**Stated exercise:** Copy each line below that contains "pattern".

•••••

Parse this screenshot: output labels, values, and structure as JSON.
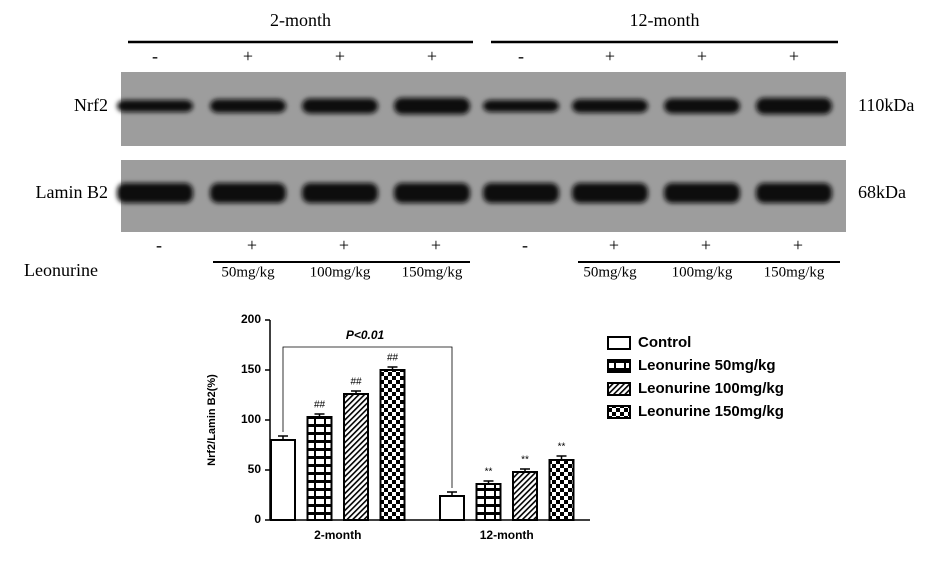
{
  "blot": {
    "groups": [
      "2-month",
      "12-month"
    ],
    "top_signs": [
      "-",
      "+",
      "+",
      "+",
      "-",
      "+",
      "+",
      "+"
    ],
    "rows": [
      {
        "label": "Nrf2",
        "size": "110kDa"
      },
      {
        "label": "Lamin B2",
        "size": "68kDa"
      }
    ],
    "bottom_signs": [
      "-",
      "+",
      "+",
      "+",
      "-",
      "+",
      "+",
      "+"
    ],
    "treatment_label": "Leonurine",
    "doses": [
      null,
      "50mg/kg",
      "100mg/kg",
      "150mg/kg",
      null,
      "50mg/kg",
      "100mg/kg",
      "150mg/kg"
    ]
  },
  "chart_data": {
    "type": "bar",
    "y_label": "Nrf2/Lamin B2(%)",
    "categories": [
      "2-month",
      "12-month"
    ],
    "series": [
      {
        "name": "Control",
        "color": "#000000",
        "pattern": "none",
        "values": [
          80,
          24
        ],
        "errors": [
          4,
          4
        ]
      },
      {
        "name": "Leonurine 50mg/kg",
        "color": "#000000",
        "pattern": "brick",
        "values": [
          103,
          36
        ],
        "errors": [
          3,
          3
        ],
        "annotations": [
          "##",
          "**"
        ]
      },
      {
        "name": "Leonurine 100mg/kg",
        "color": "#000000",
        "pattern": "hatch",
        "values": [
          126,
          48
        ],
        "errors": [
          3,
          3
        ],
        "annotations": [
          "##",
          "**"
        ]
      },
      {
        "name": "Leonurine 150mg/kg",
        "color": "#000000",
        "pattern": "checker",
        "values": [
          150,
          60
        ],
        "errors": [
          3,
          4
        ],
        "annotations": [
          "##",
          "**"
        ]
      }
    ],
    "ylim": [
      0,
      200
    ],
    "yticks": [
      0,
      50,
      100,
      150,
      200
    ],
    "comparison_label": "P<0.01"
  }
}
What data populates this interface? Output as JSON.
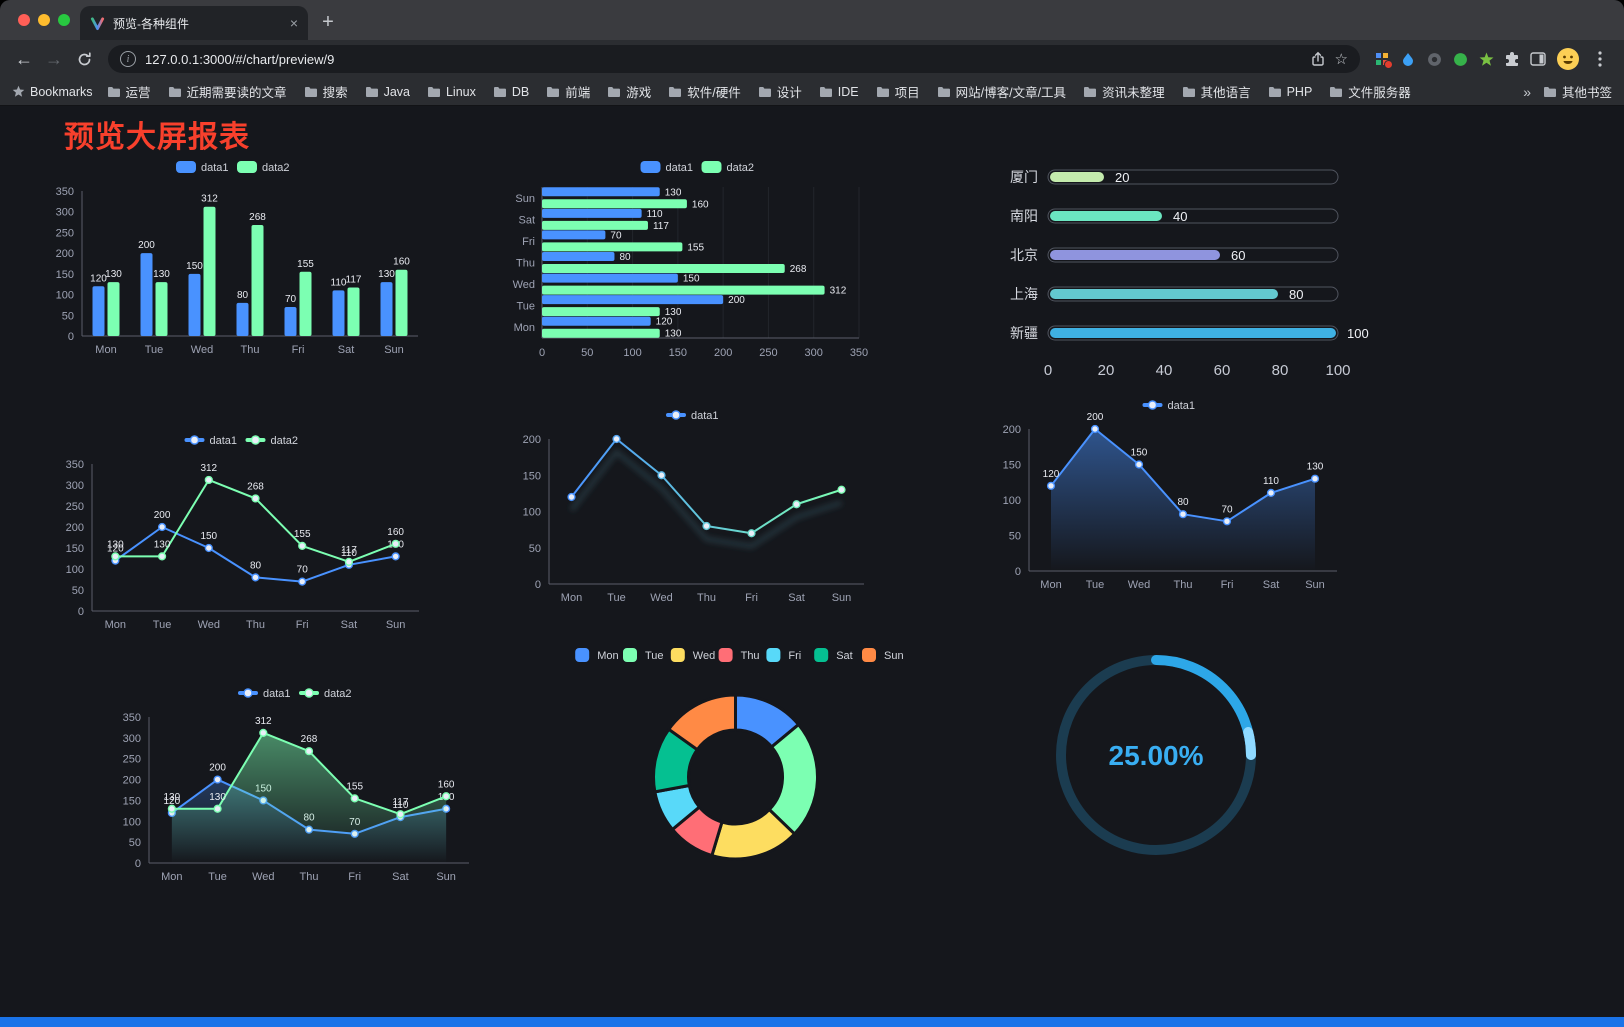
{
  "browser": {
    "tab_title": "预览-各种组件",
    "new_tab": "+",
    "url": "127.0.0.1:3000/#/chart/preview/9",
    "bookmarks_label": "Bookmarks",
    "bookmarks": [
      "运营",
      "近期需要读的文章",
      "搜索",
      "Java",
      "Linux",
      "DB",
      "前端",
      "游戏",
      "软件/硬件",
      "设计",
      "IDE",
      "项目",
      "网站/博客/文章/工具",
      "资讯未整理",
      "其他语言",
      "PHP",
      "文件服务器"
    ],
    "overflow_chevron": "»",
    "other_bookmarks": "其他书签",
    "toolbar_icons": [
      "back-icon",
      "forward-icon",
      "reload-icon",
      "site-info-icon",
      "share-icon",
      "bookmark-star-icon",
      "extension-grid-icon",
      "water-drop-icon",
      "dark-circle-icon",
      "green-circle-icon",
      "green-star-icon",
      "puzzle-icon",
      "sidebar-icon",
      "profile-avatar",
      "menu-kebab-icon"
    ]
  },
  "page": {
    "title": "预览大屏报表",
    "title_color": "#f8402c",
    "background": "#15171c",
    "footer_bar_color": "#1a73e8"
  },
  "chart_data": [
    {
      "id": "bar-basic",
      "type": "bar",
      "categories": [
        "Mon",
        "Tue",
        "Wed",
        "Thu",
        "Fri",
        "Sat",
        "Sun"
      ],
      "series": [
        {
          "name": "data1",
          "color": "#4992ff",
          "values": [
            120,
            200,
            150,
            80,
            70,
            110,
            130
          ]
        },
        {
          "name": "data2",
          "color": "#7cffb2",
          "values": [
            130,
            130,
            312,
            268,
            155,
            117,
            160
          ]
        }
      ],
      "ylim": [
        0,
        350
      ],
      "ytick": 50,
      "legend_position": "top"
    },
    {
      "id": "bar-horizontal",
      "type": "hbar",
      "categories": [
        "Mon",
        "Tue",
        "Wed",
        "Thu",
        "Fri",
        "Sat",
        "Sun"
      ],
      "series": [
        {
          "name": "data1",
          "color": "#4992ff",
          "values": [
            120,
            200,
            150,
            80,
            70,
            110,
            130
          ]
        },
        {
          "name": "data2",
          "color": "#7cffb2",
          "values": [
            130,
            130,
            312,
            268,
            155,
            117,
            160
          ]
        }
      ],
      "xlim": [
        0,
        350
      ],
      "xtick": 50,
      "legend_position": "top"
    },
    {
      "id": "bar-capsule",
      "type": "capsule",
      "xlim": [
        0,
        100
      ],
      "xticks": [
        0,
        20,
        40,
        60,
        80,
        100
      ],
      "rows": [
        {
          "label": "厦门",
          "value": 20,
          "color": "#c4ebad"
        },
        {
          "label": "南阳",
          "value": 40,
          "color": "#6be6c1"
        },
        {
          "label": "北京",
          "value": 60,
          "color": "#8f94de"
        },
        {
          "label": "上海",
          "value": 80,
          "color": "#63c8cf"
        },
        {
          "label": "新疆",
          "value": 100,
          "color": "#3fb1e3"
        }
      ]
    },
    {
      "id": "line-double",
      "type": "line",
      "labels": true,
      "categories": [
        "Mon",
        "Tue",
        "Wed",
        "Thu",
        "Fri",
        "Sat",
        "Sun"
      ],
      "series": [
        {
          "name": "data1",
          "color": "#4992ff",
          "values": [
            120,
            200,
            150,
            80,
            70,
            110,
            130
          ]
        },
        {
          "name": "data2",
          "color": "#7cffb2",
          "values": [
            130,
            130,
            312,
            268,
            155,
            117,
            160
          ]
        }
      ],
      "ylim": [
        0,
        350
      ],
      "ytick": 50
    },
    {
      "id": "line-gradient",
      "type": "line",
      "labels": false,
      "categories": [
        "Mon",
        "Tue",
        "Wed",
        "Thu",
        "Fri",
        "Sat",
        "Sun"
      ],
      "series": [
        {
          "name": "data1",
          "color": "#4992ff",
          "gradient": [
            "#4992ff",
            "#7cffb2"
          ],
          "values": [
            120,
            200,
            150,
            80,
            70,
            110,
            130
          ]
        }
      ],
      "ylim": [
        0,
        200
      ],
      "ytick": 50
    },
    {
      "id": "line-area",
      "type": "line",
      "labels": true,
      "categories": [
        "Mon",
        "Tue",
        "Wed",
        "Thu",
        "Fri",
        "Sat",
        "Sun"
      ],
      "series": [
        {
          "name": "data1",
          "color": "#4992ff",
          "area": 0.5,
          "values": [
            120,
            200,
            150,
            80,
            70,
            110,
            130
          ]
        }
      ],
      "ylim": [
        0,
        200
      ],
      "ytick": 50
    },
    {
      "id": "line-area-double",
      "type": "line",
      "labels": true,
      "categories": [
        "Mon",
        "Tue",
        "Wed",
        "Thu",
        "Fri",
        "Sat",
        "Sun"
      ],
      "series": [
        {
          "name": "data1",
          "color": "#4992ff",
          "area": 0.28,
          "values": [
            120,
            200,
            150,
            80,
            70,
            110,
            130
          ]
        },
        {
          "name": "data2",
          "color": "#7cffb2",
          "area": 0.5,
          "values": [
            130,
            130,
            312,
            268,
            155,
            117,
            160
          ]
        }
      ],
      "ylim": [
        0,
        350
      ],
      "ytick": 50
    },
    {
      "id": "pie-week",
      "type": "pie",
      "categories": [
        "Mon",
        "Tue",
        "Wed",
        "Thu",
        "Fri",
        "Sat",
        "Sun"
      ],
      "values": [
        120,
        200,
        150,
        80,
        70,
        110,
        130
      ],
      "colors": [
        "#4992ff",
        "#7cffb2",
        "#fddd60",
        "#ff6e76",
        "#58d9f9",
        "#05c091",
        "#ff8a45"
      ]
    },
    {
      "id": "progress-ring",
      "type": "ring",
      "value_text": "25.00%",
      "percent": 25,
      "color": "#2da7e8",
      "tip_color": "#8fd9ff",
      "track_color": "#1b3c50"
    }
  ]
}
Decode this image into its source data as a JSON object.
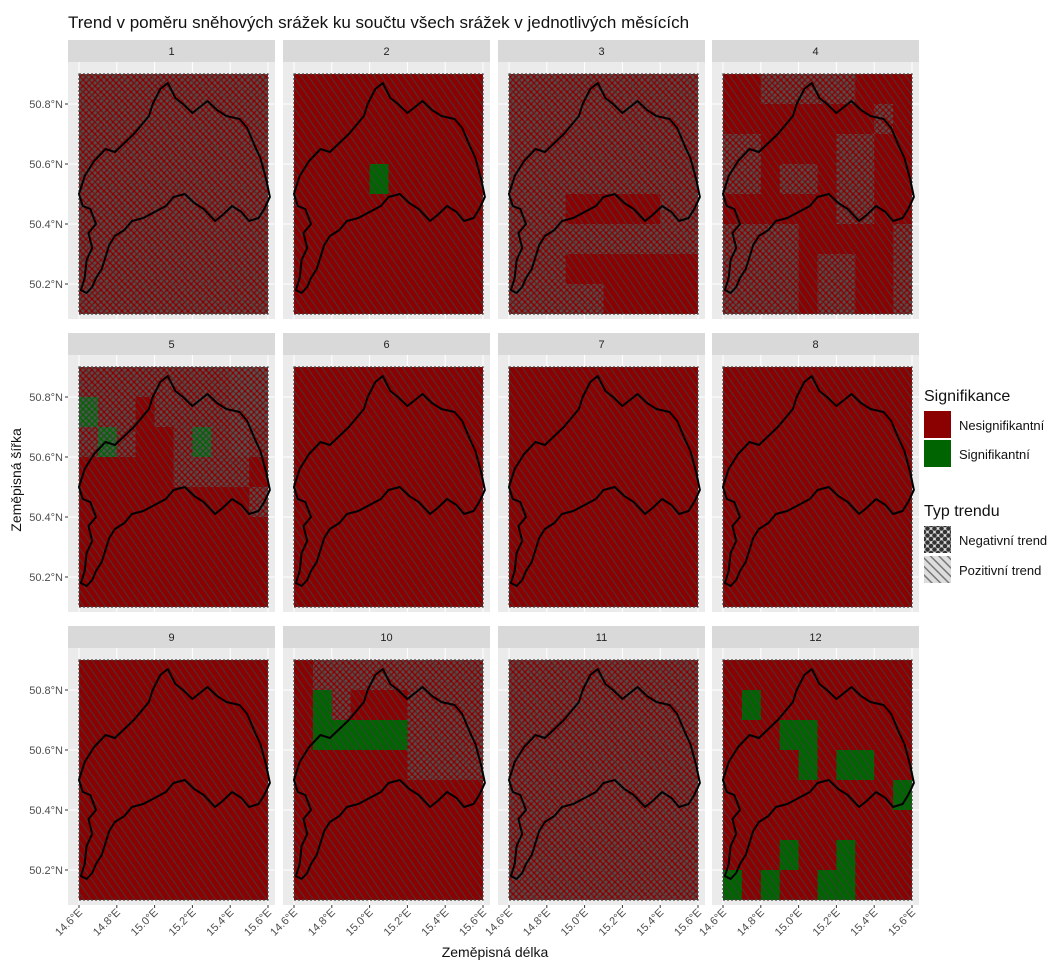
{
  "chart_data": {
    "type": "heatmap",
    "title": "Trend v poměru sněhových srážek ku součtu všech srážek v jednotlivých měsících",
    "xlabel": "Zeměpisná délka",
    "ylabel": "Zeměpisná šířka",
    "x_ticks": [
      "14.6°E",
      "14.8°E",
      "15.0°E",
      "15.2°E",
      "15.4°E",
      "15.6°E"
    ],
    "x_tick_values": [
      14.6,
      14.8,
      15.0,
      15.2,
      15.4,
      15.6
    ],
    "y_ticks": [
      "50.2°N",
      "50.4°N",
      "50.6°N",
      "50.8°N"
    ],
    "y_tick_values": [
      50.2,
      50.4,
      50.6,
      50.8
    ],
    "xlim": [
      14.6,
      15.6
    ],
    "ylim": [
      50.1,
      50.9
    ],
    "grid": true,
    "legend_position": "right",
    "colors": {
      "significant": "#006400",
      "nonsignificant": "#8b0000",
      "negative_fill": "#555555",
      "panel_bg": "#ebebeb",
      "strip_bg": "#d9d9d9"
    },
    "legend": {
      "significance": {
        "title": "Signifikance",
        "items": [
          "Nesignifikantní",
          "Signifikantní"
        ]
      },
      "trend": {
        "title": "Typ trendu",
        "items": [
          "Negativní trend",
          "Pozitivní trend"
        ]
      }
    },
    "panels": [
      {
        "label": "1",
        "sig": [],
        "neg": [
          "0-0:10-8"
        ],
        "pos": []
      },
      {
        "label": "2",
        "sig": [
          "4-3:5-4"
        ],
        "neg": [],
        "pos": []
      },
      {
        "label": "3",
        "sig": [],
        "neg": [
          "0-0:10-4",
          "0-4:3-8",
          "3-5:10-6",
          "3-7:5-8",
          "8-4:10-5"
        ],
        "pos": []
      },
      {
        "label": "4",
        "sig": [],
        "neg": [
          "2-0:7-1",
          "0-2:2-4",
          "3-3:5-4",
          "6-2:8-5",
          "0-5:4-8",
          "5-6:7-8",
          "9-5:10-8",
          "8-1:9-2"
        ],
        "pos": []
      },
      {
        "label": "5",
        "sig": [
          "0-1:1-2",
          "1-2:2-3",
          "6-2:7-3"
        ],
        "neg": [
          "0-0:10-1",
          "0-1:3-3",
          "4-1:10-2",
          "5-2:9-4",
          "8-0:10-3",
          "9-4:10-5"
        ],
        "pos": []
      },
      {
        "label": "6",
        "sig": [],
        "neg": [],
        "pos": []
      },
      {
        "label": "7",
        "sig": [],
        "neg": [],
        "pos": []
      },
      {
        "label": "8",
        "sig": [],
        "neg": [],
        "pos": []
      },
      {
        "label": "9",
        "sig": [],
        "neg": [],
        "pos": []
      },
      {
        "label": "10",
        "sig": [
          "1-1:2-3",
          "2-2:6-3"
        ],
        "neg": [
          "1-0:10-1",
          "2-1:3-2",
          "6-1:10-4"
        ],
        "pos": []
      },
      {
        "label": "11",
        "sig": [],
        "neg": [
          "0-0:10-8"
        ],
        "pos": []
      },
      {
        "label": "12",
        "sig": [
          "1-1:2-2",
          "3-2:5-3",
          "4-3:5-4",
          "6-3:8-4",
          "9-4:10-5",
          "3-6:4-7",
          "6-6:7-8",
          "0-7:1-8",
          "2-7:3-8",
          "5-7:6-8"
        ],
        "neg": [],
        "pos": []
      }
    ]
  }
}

•••••

**In response:**
        "pattern": "none",
        "pattern": "brick",
        "pattern": "hatch",
        "pattern": "checker",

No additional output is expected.